- PROBLEM STATEMENT: Go through the entries below and copy each line that holds the word "routine".

=== SUPPLIED RECORDS ===

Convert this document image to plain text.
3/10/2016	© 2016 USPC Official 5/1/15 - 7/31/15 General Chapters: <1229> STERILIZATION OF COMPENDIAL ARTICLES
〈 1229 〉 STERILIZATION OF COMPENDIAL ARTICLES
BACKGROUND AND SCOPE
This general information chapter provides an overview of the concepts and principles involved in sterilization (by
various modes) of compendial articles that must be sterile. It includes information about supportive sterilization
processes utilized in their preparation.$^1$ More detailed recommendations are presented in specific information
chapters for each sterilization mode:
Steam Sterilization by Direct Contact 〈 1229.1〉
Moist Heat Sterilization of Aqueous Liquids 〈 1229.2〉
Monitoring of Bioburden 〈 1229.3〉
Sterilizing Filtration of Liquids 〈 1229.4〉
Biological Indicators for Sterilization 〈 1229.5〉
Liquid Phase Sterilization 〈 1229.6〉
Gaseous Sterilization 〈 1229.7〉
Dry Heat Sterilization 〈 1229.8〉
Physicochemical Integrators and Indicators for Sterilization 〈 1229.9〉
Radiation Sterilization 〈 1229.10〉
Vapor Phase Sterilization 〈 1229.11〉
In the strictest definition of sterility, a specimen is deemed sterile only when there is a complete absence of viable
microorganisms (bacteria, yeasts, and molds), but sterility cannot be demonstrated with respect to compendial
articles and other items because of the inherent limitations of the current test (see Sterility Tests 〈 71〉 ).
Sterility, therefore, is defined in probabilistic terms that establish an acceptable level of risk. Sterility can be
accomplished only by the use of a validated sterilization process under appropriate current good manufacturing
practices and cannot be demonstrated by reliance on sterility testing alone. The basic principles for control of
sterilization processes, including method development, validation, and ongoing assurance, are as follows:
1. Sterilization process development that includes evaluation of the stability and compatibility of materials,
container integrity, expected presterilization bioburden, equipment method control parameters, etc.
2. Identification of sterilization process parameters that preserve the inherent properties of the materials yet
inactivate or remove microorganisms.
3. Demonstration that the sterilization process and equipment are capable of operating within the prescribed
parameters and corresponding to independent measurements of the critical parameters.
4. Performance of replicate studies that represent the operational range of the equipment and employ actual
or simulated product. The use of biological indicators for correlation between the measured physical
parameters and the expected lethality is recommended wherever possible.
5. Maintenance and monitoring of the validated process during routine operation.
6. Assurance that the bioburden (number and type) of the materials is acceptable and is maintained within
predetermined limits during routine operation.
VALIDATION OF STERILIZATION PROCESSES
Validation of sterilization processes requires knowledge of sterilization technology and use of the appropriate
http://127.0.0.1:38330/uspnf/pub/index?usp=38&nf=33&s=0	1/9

===

- SOLVED PROBLEM:
5. Maintenance and monitoring of the validated process during routine operation.
predetermined limits during routine operation.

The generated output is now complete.